Direction ::
Search the data below for "αυτόματα"; list each line that holds it.

==============================

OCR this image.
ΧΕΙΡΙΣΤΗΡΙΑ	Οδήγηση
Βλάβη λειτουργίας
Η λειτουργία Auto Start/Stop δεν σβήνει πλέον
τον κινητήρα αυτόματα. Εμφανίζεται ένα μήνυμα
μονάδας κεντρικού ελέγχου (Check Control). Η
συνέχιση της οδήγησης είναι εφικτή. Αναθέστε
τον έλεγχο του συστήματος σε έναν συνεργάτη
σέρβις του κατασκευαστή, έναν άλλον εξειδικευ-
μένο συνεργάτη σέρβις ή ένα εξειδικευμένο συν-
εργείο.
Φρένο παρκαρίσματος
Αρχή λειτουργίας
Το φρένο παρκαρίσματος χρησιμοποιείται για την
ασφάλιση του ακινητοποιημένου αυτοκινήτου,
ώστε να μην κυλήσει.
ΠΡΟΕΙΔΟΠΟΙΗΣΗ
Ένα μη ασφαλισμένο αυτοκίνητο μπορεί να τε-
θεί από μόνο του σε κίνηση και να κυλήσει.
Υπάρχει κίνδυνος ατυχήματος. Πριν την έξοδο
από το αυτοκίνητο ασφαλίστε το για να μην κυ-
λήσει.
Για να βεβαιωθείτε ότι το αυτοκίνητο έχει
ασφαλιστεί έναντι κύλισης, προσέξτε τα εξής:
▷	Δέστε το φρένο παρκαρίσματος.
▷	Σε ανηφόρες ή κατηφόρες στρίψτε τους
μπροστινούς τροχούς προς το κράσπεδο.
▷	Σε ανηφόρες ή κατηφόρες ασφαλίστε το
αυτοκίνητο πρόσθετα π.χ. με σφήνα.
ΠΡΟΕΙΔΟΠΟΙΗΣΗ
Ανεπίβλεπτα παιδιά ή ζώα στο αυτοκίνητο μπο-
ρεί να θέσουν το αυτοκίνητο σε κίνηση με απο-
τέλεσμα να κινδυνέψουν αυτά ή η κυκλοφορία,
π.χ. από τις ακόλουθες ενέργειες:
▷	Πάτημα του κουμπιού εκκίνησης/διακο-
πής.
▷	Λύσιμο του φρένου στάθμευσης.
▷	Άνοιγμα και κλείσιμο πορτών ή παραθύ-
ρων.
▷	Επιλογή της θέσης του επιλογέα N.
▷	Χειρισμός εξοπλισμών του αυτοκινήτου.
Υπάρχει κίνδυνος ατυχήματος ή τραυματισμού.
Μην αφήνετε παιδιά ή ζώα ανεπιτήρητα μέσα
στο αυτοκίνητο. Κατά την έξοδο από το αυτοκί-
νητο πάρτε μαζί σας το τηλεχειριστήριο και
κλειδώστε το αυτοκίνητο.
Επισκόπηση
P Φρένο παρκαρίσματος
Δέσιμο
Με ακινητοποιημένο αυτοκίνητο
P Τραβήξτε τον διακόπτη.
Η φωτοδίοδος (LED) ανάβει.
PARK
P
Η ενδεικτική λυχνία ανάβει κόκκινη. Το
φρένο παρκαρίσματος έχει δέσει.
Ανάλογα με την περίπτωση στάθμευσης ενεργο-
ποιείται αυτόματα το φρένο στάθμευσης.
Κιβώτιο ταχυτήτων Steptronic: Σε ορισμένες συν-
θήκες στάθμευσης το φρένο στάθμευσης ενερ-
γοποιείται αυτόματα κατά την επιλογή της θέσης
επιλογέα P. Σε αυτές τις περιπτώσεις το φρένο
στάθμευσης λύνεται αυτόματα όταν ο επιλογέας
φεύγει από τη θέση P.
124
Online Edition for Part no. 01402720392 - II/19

==============================

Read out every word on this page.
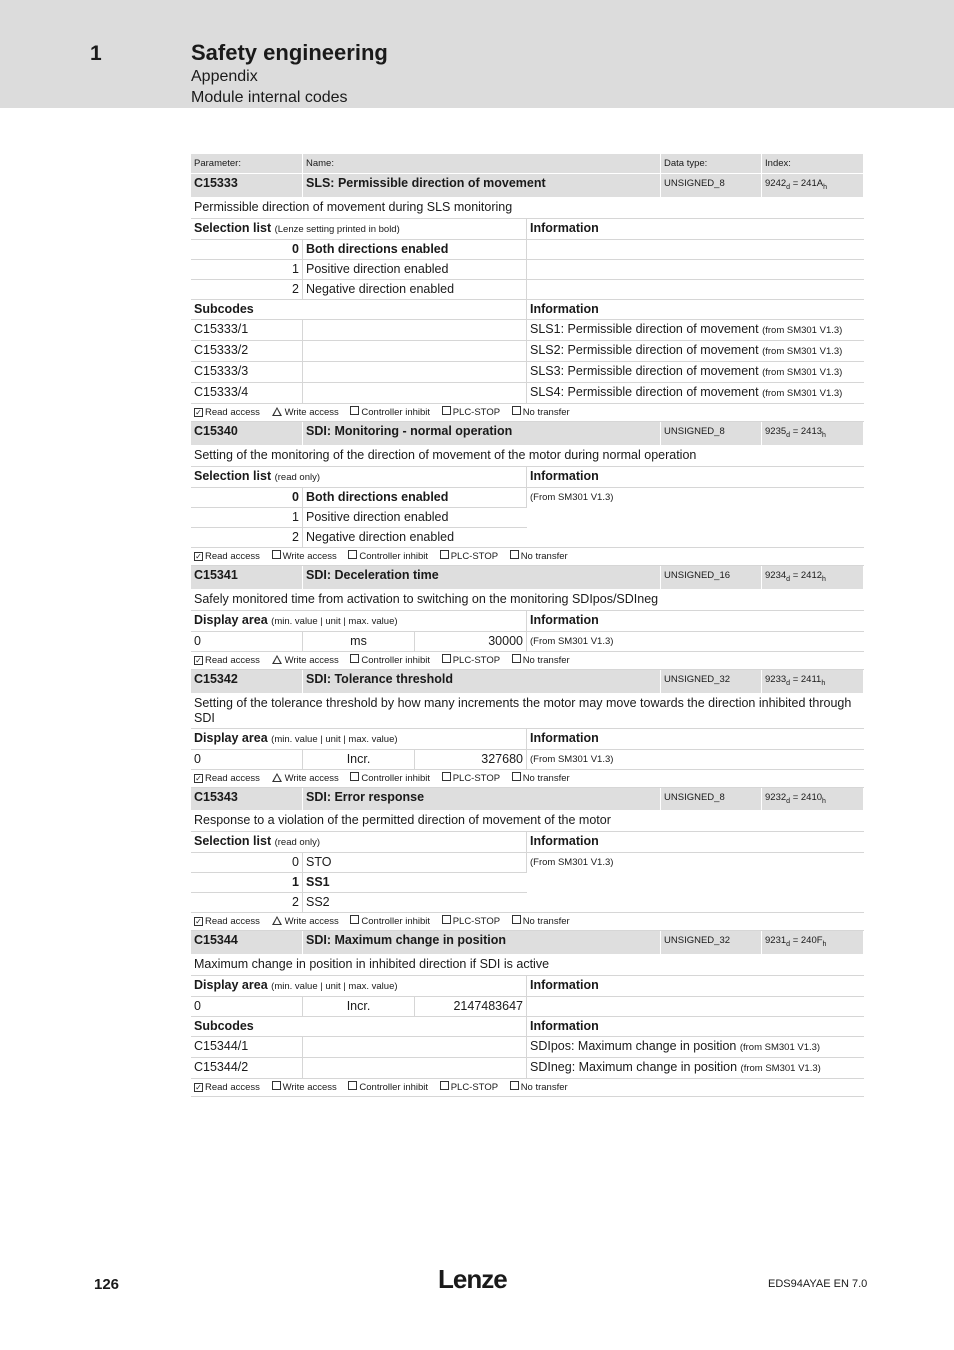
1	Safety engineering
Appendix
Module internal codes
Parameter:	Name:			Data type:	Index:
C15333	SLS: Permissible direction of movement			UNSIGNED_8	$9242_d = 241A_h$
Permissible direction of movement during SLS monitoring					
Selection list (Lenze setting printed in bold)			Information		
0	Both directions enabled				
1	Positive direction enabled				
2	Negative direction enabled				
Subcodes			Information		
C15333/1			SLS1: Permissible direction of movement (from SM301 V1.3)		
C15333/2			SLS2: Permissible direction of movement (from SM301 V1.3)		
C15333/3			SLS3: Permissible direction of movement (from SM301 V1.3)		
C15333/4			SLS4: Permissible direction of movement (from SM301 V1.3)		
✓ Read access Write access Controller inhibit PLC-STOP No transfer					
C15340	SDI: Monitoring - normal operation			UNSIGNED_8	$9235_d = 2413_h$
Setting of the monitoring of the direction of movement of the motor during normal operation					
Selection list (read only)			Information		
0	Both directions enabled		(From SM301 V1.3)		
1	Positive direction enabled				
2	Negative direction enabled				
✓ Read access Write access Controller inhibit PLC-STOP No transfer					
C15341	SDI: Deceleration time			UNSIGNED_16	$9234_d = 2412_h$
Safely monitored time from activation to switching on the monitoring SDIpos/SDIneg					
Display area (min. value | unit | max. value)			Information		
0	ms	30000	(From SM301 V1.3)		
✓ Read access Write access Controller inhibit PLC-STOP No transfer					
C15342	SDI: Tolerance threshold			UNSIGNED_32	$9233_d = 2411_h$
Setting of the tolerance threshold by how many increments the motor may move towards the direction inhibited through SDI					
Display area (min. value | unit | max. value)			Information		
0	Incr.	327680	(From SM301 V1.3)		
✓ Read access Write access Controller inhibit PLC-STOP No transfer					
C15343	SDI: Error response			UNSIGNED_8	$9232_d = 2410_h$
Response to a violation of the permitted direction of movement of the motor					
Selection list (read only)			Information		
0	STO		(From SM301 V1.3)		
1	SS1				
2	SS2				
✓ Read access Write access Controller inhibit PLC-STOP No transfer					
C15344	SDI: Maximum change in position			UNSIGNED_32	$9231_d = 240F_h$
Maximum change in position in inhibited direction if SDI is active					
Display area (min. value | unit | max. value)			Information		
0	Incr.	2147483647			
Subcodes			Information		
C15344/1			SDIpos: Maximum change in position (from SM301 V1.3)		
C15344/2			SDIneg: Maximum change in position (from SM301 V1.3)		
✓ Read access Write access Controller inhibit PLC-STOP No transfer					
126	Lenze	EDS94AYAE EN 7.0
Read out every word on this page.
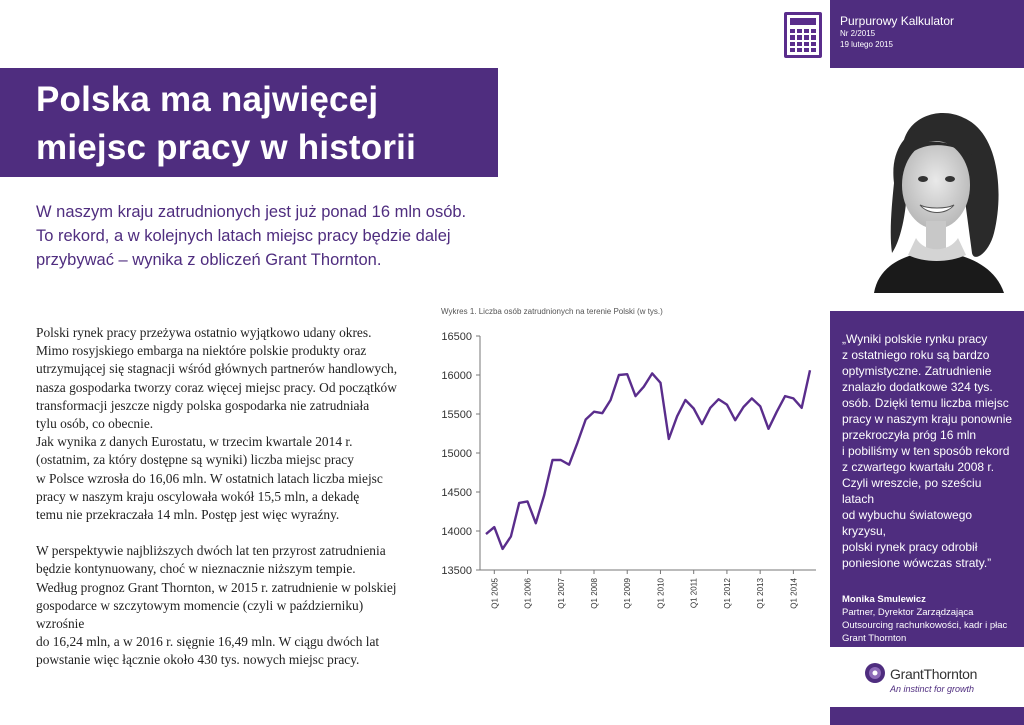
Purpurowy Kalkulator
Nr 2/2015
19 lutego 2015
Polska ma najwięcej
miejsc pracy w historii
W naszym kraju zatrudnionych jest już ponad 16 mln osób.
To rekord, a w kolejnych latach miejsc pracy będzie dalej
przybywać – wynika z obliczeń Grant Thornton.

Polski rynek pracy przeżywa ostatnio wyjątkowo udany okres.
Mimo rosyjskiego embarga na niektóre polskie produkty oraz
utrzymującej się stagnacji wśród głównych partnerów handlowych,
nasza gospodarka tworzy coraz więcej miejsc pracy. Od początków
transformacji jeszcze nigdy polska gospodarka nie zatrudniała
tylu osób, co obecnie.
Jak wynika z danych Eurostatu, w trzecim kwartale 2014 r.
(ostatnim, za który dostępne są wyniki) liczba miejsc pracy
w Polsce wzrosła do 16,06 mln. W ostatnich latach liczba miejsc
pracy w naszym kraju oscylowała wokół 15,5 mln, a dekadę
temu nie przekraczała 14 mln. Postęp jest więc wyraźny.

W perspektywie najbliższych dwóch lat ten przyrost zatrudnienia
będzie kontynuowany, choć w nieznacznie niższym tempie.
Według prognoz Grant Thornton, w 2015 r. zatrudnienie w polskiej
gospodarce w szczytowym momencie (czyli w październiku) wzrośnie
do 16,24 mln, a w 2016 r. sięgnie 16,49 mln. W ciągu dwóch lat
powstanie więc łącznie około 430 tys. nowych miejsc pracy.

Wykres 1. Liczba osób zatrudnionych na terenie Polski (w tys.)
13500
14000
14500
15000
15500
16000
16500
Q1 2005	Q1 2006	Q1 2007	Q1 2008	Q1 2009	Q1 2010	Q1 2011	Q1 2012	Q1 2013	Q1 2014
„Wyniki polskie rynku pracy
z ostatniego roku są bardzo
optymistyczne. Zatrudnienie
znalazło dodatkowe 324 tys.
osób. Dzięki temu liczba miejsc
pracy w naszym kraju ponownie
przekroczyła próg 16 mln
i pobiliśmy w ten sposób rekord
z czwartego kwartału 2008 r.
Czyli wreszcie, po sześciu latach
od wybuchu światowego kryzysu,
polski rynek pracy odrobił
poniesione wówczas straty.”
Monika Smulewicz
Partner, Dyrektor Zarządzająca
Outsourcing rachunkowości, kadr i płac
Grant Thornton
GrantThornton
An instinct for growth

==============================

Correct response ::
τον κινητήρα αυτόματα. Εμφανίζεται ένα μήνυμα
ποιείται αυτόματα το φρένο στάθμευσης.
γοποιείται αυτόματα κατά την επιλογή της θέσης
στάθμευσης λύνεται αυτόματα όταν ο επιλογέας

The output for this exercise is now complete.